Supplied material —
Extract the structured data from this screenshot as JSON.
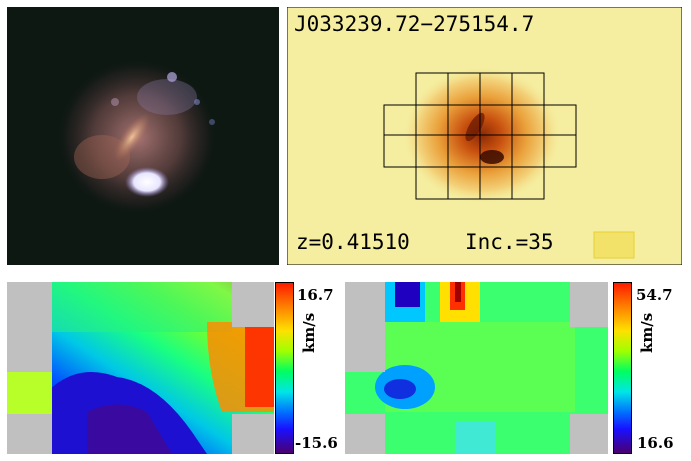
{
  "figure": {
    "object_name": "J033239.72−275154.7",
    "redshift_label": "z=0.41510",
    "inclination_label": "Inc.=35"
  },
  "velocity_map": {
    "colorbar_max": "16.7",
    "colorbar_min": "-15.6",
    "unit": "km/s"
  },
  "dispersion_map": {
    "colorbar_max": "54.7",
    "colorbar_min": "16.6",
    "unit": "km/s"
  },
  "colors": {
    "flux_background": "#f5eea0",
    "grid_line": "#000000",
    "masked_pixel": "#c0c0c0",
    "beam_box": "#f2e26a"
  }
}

Aim of the exercise — Without including the pictures, return each record above exactly as it stands.

Solution to this exercise —
Extract the structured data from this screenshot as JSON.
{
  "figure": {
    "object_name": "J033239.72−275154.7",
    "redshift_label": "z=0.41510",
    "inclination_label": "Inc.=35"
  },
  "velocity_map": {
    "colorbar_max": "16.7",
    "colorbar_min": "-15.6",
    "unit": "km/s"
  },
  "dispersion_map": {
    "colorbar_max": "54.7",
    "colorbar_min": "16.6",
    "unit": "km/s"
  },
  "colors": {
    "flux_background": "#f5eea0",
    "grid_line": "#000000",
    "masked_pixel": "#c0c0c0",
    "beam_box": "#f2e26a"
  }
}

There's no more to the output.